[Dataset entries]
---------------

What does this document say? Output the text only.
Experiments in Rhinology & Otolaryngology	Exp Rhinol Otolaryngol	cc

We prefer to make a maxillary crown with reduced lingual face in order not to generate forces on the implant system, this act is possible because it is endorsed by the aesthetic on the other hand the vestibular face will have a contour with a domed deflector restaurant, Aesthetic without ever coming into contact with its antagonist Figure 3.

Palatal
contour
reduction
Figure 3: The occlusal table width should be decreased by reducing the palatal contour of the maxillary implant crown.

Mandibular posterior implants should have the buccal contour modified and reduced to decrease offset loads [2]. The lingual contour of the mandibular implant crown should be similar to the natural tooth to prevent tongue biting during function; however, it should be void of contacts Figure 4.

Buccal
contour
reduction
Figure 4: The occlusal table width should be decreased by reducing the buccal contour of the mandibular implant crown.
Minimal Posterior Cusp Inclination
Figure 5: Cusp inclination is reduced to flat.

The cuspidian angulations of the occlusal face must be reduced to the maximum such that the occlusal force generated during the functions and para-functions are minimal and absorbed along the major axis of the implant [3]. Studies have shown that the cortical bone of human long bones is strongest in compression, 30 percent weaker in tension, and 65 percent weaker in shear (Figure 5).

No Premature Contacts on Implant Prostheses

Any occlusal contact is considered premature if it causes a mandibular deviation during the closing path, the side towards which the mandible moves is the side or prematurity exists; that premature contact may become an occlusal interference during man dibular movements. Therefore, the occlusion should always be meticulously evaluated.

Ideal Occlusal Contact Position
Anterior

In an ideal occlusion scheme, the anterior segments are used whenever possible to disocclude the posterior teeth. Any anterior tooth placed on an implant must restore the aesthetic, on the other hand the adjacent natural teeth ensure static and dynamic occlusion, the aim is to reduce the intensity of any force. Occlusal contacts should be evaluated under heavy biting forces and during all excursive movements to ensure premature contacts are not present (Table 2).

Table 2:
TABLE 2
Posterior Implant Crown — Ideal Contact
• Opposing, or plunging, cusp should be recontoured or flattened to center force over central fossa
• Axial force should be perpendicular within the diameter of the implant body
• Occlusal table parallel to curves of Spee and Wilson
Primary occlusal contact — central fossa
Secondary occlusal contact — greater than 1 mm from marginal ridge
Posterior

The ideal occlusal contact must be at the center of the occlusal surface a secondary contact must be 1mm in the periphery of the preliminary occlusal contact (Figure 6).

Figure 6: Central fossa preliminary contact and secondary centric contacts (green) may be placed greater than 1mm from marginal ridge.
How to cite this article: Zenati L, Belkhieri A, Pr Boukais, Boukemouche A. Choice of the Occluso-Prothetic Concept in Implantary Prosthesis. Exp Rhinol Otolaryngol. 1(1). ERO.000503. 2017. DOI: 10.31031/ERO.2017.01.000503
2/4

---------------

● Work to complete: List the lines that contain the word "fossa".

● Finished answer:
• Opposing, or plunging, cusp should be recontoured or flattened to center force over central fossa
Primary occlusal contact — central fossa
Figure 6: Central fossa preliminary contact and secondary centric contacts (green) may be placed greater than 1mm from marginal ridge.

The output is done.